*Task*
Skip the pictures and repeat each line of the data exactly.
─── Exercise material ───
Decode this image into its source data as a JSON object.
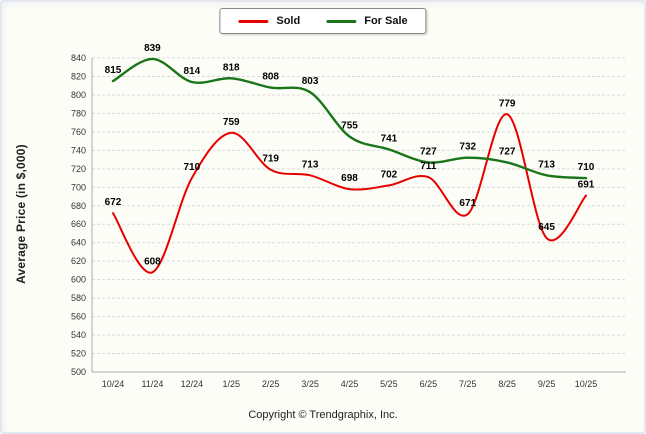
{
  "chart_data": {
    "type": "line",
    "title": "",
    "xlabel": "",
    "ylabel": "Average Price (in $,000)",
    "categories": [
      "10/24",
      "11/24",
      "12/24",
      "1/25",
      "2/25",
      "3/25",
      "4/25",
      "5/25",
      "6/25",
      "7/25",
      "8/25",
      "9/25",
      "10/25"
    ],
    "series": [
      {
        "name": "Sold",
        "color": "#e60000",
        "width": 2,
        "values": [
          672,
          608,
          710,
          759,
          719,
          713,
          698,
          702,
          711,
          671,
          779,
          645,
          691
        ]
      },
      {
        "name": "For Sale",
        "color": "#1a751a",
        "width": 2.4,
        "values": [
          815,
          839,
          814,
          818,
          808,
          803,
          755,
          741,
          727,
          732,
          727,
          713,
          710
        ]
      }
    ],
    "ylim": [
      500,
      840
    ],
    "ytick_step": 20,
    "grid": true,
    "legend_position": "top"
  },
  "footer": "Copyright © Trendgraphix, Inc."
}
───
*Response to the task*
Decode this image into its source data as a JSON object.
{
  "chart_data": {
    "type": "line",
    "title": "",
    "xlabel": "",
    "ylabel": "Average Price (in $,000)",
    "categories": [
      "10/24",
      "11/24",
      "12/24",
      "1/25",
      "2/25",
      "3/25",
      "4/25",
      "5/25",
      "6/25",
      "7/25",
      "8/25",
      "9/25",
      "10/25"
    ],
    "series": [
      {
        "name": "Sold",
        "color": "#e60000",
        "width": 2,
        "values": [
          672,
          608,
          710,
          759,
          719,
          713,
          698,
          702,
          711,
          671,
          779,
          645,
          691
        ]
      },
      {
        "name": "For Sale",
        "color": "#1a751a",
        "width": 2.4,
        "values": [
          815,
          839,
          814,
          818,
          808,
          803,
          755,
          741,
          727,
          732,
          727,
          713,
          710
        ]
      }
    ],
    "ylim": [
      500,
      840
    ],
    "ytick_step": 20,
    "grid": true,
    "legend_position": "top"
  },
  "footer": "Copyright © Trendgraphix, Inc."
}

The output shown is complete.